Dataset extract:
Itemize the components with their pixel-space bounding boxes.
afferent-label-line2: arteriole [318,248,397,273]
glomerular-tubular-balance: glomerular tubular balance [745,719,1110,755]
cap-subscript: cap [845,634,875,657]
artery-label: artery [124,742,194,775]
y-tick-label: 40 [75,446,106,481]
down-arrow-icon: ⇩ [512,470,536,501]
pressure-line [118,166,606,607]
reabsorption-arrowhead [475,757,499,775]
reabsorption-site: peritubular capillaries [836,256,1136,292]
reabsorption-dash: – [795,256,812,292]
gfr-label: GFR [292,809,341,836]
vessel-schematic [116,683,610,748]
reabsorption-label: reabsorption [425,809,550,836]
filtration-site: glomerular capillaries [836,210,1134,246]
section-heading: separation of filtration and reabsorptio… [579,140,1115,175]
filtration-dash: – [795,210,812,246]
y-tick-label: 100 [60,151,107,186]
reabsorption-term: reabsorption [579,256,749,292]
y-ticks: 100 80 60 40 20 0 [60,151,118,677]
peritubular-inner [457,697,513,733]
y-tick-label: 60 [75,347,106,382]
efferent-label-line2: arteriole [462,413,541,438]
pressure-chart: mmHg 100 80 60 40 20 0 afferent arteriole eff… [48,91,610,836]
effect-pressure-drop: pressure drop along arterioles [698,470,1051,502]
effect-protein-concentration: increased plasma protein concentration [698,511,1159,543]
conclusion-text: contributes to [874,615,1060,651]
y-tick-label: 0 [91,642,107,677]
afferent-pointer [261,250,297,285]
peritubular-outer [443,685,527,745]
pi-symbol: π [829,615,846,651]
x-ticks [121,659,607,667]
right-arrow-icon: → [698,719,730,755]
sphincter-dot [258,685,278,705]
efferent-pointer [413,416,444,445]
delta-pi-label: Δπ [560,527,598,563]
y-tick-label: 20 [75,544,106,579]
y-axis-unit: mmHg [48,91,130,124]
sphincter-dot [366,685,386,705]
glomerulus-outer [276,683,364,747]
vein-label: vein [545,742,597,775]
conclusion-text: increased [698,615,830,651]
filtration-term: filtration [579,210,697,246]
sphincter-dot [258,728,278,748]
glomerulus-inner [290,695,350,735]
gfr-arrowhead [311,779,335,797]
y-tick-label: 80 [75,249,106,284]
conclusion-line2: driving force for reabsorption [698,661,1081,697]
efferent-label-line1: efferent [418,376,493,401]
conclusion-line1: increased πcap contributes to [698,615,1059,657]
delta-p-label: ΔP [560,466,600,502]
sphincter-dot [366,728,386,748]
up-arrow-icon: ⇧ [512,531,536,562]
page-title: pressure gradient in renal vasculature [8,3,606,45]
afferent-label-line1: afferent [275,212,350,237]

What you are asked to do:
Give back the data exactly, with no line dropped.

Answer to this task:
Itemize the components with their pixel-space bounding boxes.
afferent-label-line2: arteriole [318,248,397,273]
glomerular-tubular-balance: glomerular tubular balance [745,719,1110,755]
cap-subscript: cap [845,634,875,657]
artery-label: artery [124,742,194,775]
y-tick-label: 40 [75,446,106,481]
down-arrow-icon: ⇩ [512,470,536,501]
pressure-line [118,166,606,607]
reabsorption-arrowhead [475,757,499,775]
reabsorption-site: peritubular capillaries [836,256,1136,292]
reabsorption-dash: – [795,256,812,292]
gfr-label: GFR [292,809,341,836]
vessel-schematic [116,683,610,748]
reabsorption-label: reabsorption [425,809,550,836]
filtration-site: glomerular capillaries [836,210,1134,246]
section-heading: separation of filtration and reabsorptio… [579,140,1115,175]
filtration-dash: – [795,210,812,246]
y-tick-label: 100 [60,151,107,186]
reabsorption-term: reabsorption [579,256,749,292]
y-ticks: 100 80 60 40 20 0 [60,151,118,677]
peritubular-inner [457,697,513,733]
y-tick-label: 60 [75,347,106,382]
efferent-label-line2: arteriole [462,413,541,438]
pressure-chart: mmHg 100 80 60 40 20 0 afferent arteriole eff… [48,91,610,836]
effect-pressure-drop: pressure drop along arterioles [698,470,1051,502]
effect-protein-concentration: increased plasma protein concentration [698,511,1159,543]
conclusion-text: contributes to [874,615,1060,651]
y-tick-label: 0 [91,642,107,677]
afferent-pointer [261,250,297,285]
peritubular-outer [443,685,527,745]
pi-symbol: π [829,615,846,651]
x-ticks [121,659,607,667]
right-arrow-icon: → [698,719,730,755]
sphincter-dot [258,685,278,705]
efferent-pointer [413,416,444,445]
delta-pi-label: Δπ [560,527,598,563]
y-tick-label: 20 [75,544,106,579]
y-axis-unit: mmHg [48,91,130,124]
sphincter-dot [366,685,386,705]
glomerulus-outer [276,683,364,747]
vein-label: vein [545,742,597,775]
conclusion-text: increased [698,615,830,651]
filtration-term: filtration [579,210,697,246]
sphincter-dot [258,728,278,748]
glomerulus-inner [290,695,350,735]
gfr-arrowhead [311,779,335,797]
y-tick-label: 80 [75,249,106,284]
conclusion-line2: driving force for reabsorption [698,661,1081,697]
efferent-label-line1: efferent [418,376,493,401]
conclusion-line1: increased πcap contributes to [698,615,1059,657]
delta-p-label: ΔP [560,466,600,502]
sphincter-dot [366,728,386,748]
up-arrow-icon: ⇧ [512,531,536,562]
page-title: pressure gradient in renal vasculature [8,3,606,45]
afferent-label-line1: afferent [275,212,350,237]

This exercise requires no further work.